:: RECORDS SUPPLIED

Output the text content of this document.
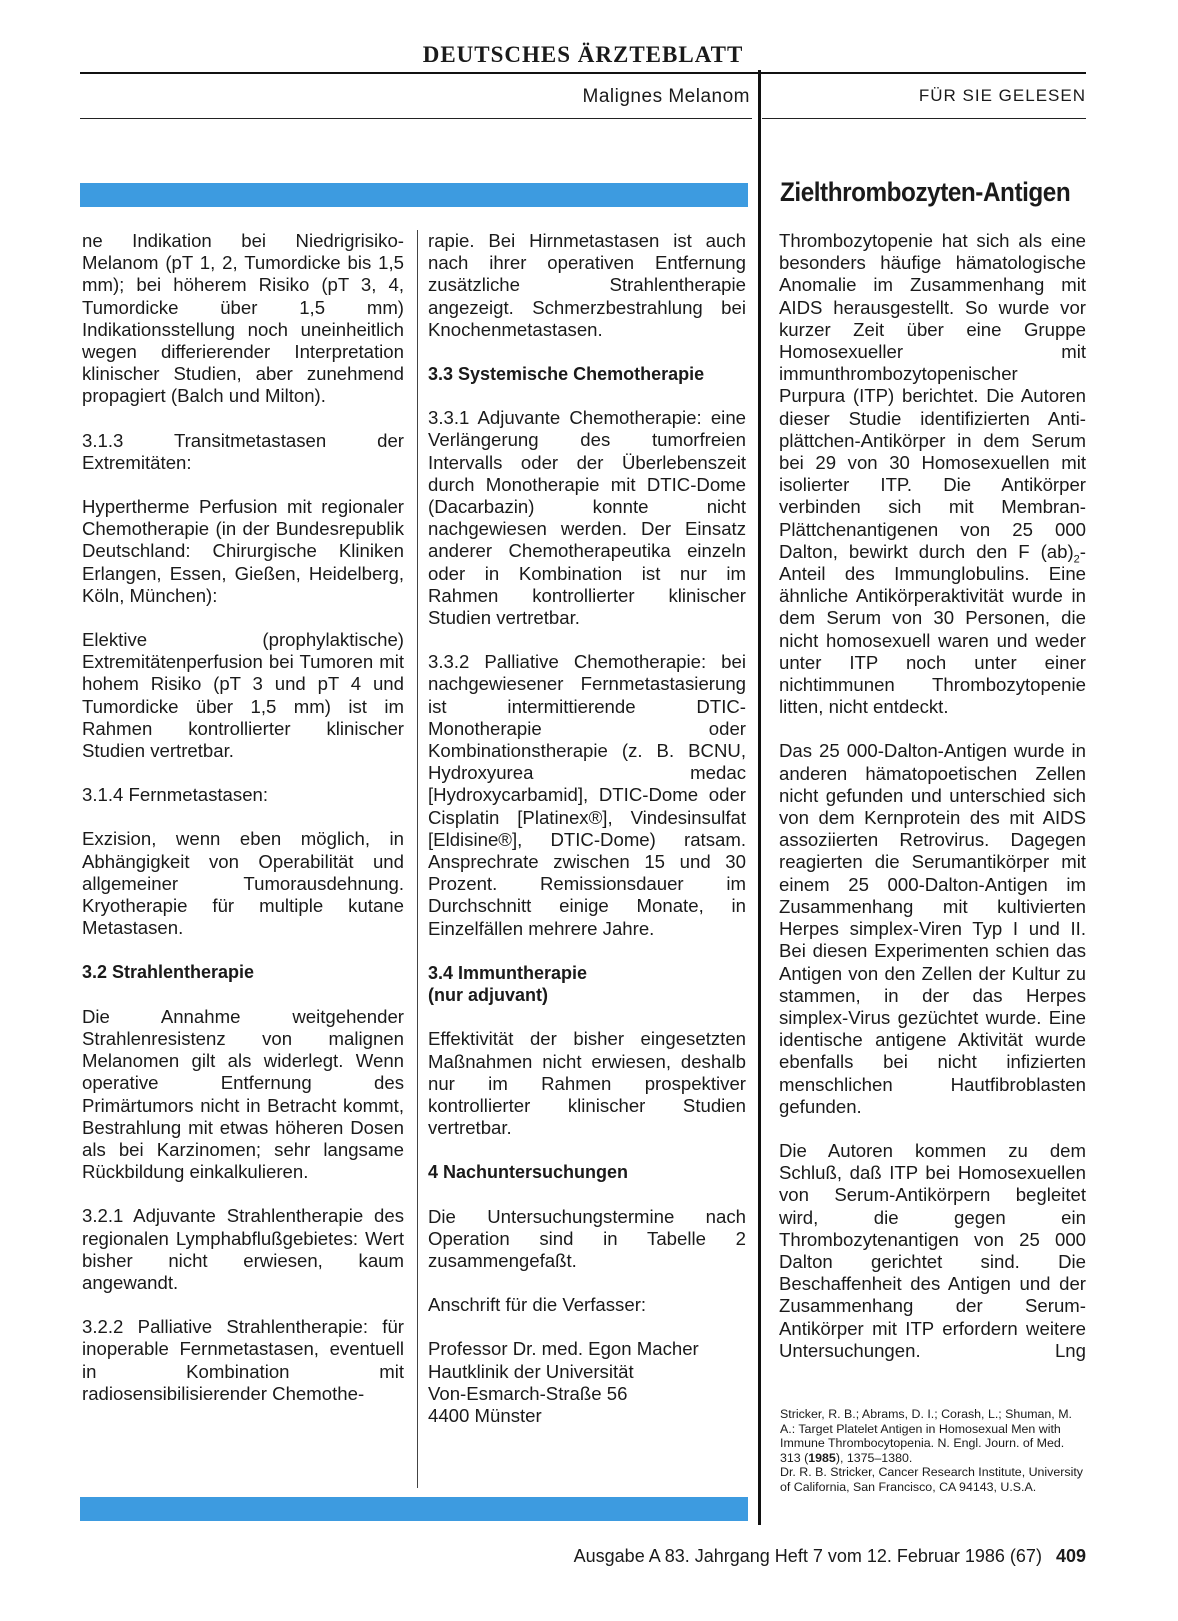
DEUTSCHES ÄRZTEBLATT
Malignes Melanom	FÜR SIE GELESEN

ne Indikation bei Niedrigrisiko-Melanom (pT 1, 2, Tumordicke bis 1,5 mm); bei höherem Risiko (pT 3, 4, Tumordicke über 1,5 mm) Indikationsstellung noch uneinheitlich wegen differierender Interpretation klinischer Studien, aber zunehmend propagiert (Balch und Milton).

3.1.3 Transitmetastasen der Extremitäten:

Hypertherme Perfusion mit regionaler Chemotherapie (in der Bundesrepublik Deutschland: Chirurgische Kliniken Erlangen, Essen, Gießen, Heidelberg, Köln, München):

Elektive (prophylaktische) Extremitätenperfusion bei Tumoren mit hohem Risiko (pT 3 und pT 4 und Tumordicke über 1,5 mm) ist im Rahmen kontrollierter klinischer Studien vertretbar.

3.1.4 Fernmetastasen:

Exzision, wenn eben möglich, in Abhängigkeit von Operabilität und allgemeiner Tumorausdehnung. Kryotherapie für multiple kutane Metastasen.

3.2 Strahlentherapie

Die Annahme weitgehender Strahlenresistenz von malignen Melanomen gilt als widerlegt. Wenn operative Entfernung des Primärtumors nicht in Betracht kommt, Bestrahlung mit etwas höheren Dosen als bei Karzinomen; sehr langsame Rückbildung einkalkulieren.

3.2.1 Adjuvante Strahlentherapie des regionalen Lymphabflußgebietes: Wert bisher nicht erwiesen, kaum angewandt.

3.2.2 Palliative Strahlentherapie: für inoperable Fernmetastasen, eventuell in Kombination mit radiosensibilisierender Chemothe-

rapie. Bei Hirnmetastasen ist auch nach ihrer operativen Entfernung zusätzliche Strahlentherapie angezeigt. Schmerzbestrahlung bei Knochenmetastasen.

3.3 Systemische Chemotherapie

3.3.1 Adjuvante Chemotherapie: eine Verlängerung des tumorfreien Intervalls oder der Überlebenszeit durch Monotherapie mit DTIC-Dome (Dacarbazin) konnte nicht nachgewiesen werden. Der Einsatz anderer Chemotherapeutika einzeln oder in Kombination ist nur im Rahmen kontrollierter klinischer Studien vertretbar.

3.3.2 Palliative Chemotherapie: bei nachgewiesener Fernmetastasierung ist intermittierende DTIC-Monotherapie oder Kombinationstherapie (z. B. BCNU, Hydroxyurea medac [Hydroxycarbamid], DTIC-Dome oder Cisplatin [Platinex®], Vindesinsulfat [Eldisine®], DTIC-Dome) ratsam. Ansprechrate zwischen 15 und 30 Prozent. Remissionsdauer im Durchschnitt einige Monate, in Einzelfällen mehrere Jahre.

3.4 Immuntherapie
(nur adjuvant)

Effektivität der bisher eingesetzten Maßnahmen nicht erwiesen, deshalb nur im Rahmen prospektiver kontrollierter klinischer Studien vertretbar.

4 Nachuntersuchungen

Die Untersuchungstermine nach Operation sind in Tabelle 2 zusammengefaßt.

Anschrift für die Verfasser:

Professor Dr. med. Egon Macher

Hautklinik der Universität

Von-Esmarch-Straße 56

4400 Münster

Zielthrombozyten-Antigen

Thrombozytopenie hat sich als eine besonders häufige hämatologische Anomalie im Zusammenhang mit AIDS herausgestellt. So wurde vor kurzer Zeit über eine Gruppe Homosexueller mit immunthrombozytopenischer Purpura (ITP) berichtet. Die Autoren dieser Studie identifizierten Anti-plättchen-Antikörper in dem Serum bei 29 von 30 Homosexuellen mit isolierter ITP. Die Antikörper verbinden sich mit Membran-Plättchenantigenen von 25 000 Dalton, bewirkt durch den F $(ab)_2$-Anteil des Immunglobulins. Eine ähnliche Antikörperaktivität wurde in dem Serum von 30 Personen, die nicht homosexuell waren und weder unter ITP noch unter einer nichtimmunen Thrombozytopenie litten, nicht entdeckt.

Das 25 000-Dalton-Antigen wurde in anderen hämatopoetischen Zellen nicht gefunden und unterschied sich von dem Kernprotein des mit AIDS assoziierten Retrovirus. Dagegen reagierten die Serumantikörper mit einem 25 000-Dalton-Antigen im Zusammenhang mit kultivierten Herpes simplex-Viren Typ I und II. Bei diesen Experimenten schien das Antigen von den Zellen der Kultur zu stammen, in der das Herpes simplex-Virus gezüchtet wurde. Eine identische antigene Aktivität wurde ebenfalls bei nicht infizierten menschlichen Hautfibroblasten gefunden.

Die Autoren kommen zu dem Schluß, daß ITP bei Homosexuellen von Serum-Antikörpern begleitet wird, die gegen ein Thrombozytenantigen von 25 000 Dalton gerichtet sind. Die Beschaffenheit des Antigen und der Zusammenhang der Serum-Antikörper mit ITP erfordern weitere Untersuchungen.	Lng

Stricker, R. B.; Abrams, D. I.; Corash, L.; Shuman, M. A.: Target Platelet Antigen in Homosexual Men with Immune Thrombocytopenia. N. Engl. Journ. of Med. 313 (1985), 1375–1380.

Dr. R. B. Stricker, Cancer Research Institute, University of California, San Francisco, CA 94143, U.S.A.

Ausgabe A 83. Jahrgang Heft 7 vom 12. Februar 1986 (67) 409
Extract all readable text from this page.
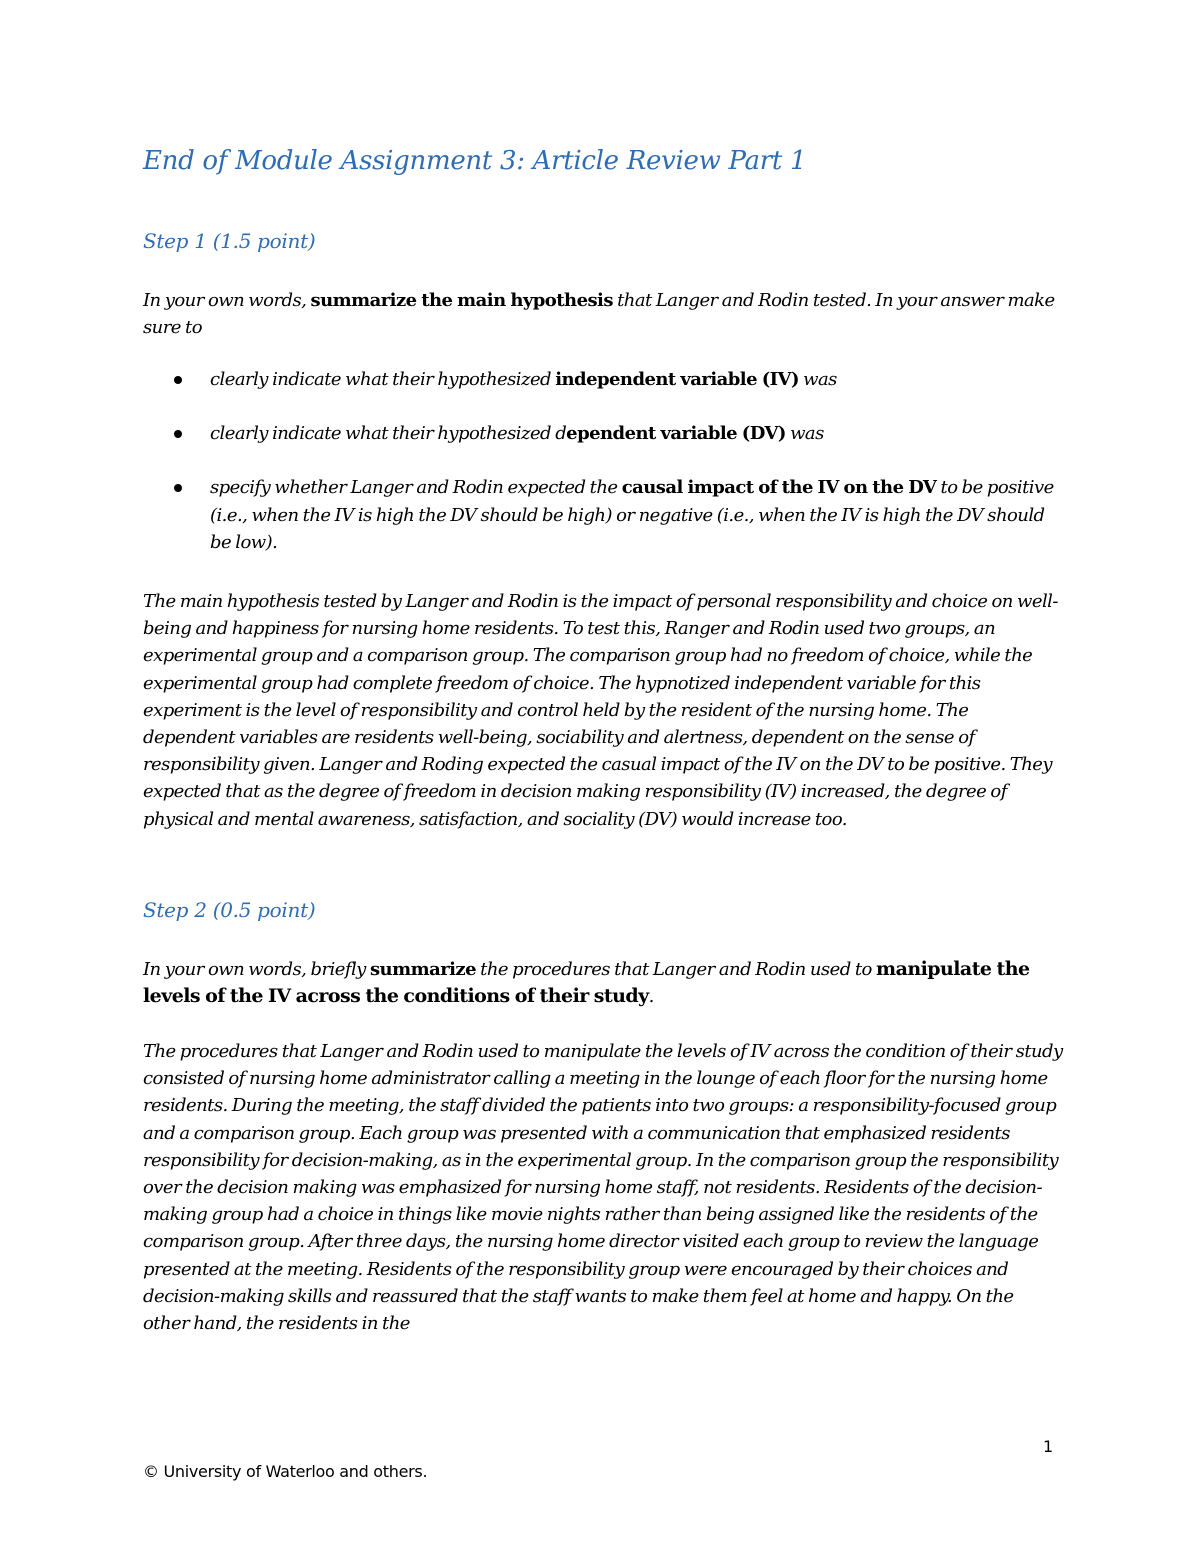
End of Module Assignment 3: Article Review Part 1
Step 1 (1.5 point)

In your own words, summarize the main hypothesis that Langer and Rodin tested. In your answer make sure to

clearly indicate what their hypothesized independent variable (IV) was
clearly indicate what their hypothesized dependent variable (DV) was
specify whether Langer and Rodin expected the causal impact of the IV on the DV to be positive (i.e., when the IV is high the DV should be high) or negative (i.e., when the IV is high the DV should be low).

The main hypothesis tested by Langer and Rodin is the impact of personal responsibility and choice on well-being and happiness for nursing home residents. To test this, Ranger and Rodin used two groups, an experimental group and a comparison group. The comparison group had no freedom of choice, while the experimental group had complete freedom of choice. The hypnotized independent variable for this experiment is the level of responsibility and control held by the resident of the nursing home. The dependent variables are residents well-being, sociability and alertness, dependent on the sense of responsibility given. Langer and Roding expected the casual impact of the IV on the DV to be positive. They expected that as the degree of freedom in decision making responsibility (IV) increased, the degree of physical and mental awareness, satisfaction, and sociality (DV) would increase too.

Step 2 (0.5 point)

In your own words, briefly summarize the procedures that Langer and Rodin used to manipulate the levels of the IV across the conditions of their study.

The procedures that Langer and Rodin used to manipulate the levels of IV across the condition of their study consisted of nursing home administrator calling a meeting in the lounge of each floor for the nursing home residents. During the meeting, the staff divided the patients into two groups: a responsibility-focused group and a comparison group. Each group was presented with a communication that emphasized residents responsibility for decision-making, as in the experimental group. In the comparison group the responsibility over the decision making was emphasized for nursing home staff, not residents. Residents of the decision-making group had a choice in things like movie nights rather than being assigned like the residents of the comparison group. After three days, the nursing home director visited each group to review the language presented at the meeting. Residents of the responsibility group were encouraged by their choices and decision-making skills and reassured that the staff wants to make them feel at home and happy. On the other hand, the residents in the

1

© University of Waterloo and others.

::::

_WHAT THE TASK REQUIRES_
Please filter the entries above down to the lines holding "choice" and copy them.

_WORKED SOLUTION_
The main hypothesis tested by Langer and Rodin is the impact of personal responsibility and choice on well-being and happiness for nursing home residents. To test this, Ranger and Rodin used two groups, an experimental group and a comparison group. The comparison group had no freedom of choice, while the experimental group had complete freedom of choice. The hypnotized independent variable for this experiment is the level of responsibility and control held by the resident of the nursing home. The dependent variables are residents well-being, sociability and alertness, dependent on the sense of responsibility given. Langer and Roding expected the casual impact of the IV on the DV to be positive. They expected that as the degree of freedom in decision making responsibility (IV) increased, the degree of physical and mental awareness, satisfaction, and sociality (DV) would increase too.
The procedures that Langer and Rodin used to manipulate the levels of IV across the condition of their study consisted of nursing home administrator calling a meeting in the lounge of each floor for the nursing home residents. During the meeting, the staff divided the patients into two groups: a responsibility-focused group and a comparison group. Each group was presented with a communication that emphasized residents responsibility for decision-making, as in the experimental group. In the comparison group the responsibility over the decision making was emphasized for nursing home staff, not residents. Residents of the decision-making group had a choice in things like movie nights rather than being assigned like the residents of the comparison group. After three days, the nursing home director visited each group to review the language presented at the meeting. Residents of the responsibility group were encouraged by their choices and decision-making skills and reassured that the staff wants to make them feel at home and happy. On the other hand, the residents in the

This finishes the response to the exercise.